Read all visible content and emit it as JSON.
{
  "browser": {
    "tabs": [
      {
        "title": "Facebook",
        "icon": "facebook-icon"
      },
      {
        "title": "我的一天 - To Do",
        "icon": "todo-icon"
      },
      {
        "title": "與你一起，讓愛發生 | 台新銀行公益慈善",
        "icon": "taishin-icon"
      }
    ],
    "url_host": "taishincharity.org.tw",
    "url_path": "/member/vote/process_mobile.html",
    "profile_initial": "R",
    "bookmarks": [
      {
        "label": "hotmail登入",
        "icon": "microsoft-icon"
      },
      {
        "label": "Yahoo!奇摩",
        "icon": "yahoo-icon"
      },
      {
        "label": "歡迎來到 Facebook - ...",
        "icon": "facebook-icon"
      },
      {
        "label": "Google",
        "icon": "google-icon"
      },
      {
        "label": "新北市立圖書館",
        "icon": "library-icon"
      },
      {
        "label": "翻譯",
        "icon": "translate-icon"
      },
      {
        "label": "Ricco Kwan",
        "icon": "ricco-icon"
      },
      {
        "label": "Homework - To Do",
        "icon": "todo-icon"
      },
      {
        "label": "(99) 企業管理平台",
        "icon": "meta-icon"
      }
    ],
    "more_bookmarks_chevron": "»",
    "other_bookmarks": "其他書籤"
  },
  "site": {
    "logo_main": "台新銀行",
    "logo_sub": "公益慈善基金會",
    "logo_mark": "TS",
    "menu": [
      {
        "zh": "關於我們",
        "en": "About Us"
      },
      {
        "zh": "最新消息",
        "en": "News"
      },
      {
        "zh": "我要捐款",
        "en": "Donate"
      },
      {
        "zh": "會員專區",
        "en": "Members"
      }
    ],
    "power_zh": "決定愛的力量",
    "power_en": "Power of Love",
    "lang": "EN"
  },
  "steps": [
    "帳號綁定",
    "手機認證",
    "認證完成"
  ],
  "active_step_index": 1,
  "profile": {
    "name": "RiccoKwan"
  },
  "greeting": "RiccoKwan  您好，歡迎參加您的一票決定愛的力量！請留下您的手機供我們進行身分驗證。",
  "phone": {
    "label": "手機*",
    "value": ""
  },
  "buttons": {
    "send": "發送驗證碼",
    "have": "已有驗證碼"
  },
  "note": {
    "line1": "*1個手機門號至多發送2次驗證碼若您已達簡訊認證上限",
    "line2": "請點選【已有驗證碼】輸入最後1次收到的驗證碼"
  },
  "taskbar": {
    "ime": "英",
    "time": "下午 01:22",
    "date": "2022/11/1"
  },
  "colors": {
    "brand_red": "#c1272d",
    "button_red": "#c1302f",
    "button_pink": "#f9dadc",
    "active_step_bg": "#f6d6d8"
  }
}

■ Exercise goal ■
Copy down the whole of the data above, matching it exactly.

■ Reply ■
Read all visible content and emit it as JSON.
{
  "browser": {
    "tabs": [
      {
        "title": "Facebook",
        "icon": "facebook-icon"
      },
      {
        "title": "我的一天 - To Do",
        "icon": "todo-icon"
      },
      {
        "title": "與你一起，讓愛發生 | 台新銀行公益慈善",
        "icon": "taishin-icon"
      }
    ],
    "url_host": "taishincharity.org.tw",
    "url_path": "/member/vote/process_mobile.html",
    "profile_initial": "R",
    "bookmarks": [
      {
        "label": "hotmail登入",
        "icon": "microsoft-icon"
      },
      {
        "label": "Yahoo!奇摩",
        "icon": "yahoo-icon"
      },
      {
        "label": "歡迎來到 Facebook - ...",
        "icon": "facebook-icon"
      },
      {
        "label": "Google",
        "icon": "google-icon"
      },
      {
        "label": "新北市立圖書館",
        "icon": "library-icon"
      },
      {
        "label": "翻譯",
        "icon": "translate-icon"
      },
      {
        "label": "Ricco Kwan",
        "icon": "ricco-icon"
      },
      {
        "label": "Homework - To Do",
        "icon": "todo-icon"
      },
      {
        "label": "(99) 企業管理平台",
        "icon": "meta-icon"
      }
    ],
    "more_bookmarks_chevron": "»",
    "other_bookmarks": "其他書籤"
  },
  "site": {
    "logo_main": "台新銀行",
    "logo_sub": "公益慈善基金會",
    "logo_mark": "TS",
    "menu": [
      {
        "zh": "關於我們",
        "en": "About Us"
      },
      {
        "zh": "最新消息",
        "en": "News"
      },
      {
        "zh": "我要捐款",
        "en": "Donate"
      },
      {
        "zh": "會員專區",
        "en": "Members"
      }
    ],
    "power_zh": "決定愛的力量",
    "power_en": "Power of Love",
    "lang": "EN"
  },
  "steps": [
    "帳號綁定",
    "手機認證",
    "認證完成"
  ],
  "active_step_index": 1,
  "profile": {
    "name": "RiccoKwan"
  },
  "greeting": "RiccoKwan  您好，歡迎參加您的一票決定愛的力量！請留下您的手機供我們進行身分驗證。",
  "phone": {
    "label": "手機*",
    "value": ""
  },
  "buttons": {
    "send": "發送驗證碼",
    "have": "已有驗證碼"
  },
  "note": {
    "line1": "*1個手機門號至多發送2次驗證碼若您已達簡訊認證上限",
    "line2": "請點選【已有驗證碼】輸入最後1次收到的驗證碼"
  },
  "taskbar": {
    "ime": "英",
    "time": "下午 01:22",
    "date": "2022/11/1"
  },
  "colors": {
    "brand_red": "#c1272d",
    "button_red": "#c1302f",
    "button_pink": "#f9dadc",
    "active_step_bg": "#f6d6d8"
  }
}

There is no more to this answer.